[Task data]
——————

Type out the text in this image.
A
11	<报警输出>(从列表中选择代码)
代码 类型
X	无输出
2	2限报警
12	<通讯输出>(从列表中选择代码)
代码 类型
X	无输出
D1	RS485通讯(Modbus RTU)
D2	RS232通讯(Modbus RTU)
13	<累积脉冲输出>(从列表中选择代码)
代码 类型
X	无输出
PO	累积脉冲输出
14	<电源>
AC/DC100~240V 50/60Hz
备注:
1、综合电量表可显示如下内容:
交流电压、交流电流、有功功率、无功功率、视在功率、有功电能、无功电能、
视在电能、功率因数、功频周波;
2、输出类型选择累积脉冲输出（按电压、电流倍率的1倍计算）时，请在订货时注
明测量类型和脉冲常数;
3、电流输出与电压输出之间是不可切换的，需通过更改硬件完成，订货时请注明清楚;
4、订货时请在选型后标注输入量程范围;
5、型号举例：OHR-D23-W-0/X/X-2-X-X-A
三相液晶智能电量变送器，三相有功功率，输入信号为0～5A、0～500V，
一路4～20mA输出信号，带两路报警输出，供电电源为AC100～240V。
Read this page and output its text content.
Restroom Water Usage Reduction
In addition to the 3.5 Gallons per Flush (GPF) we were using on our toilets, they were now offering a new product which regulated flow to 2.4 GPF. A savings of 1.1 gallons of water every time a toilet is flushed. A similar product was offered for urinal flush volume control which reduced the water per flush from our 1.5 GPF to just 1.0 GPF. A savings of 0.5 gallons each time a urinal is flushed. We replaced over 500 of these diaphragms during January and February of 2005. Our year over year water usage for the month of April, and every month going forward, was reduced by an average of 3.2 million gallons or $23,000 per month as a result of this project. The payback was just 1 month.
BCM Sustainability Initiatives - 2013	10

——————

[Problem details] Give only the number of lines above that hold the string "text".

[Final answer] 2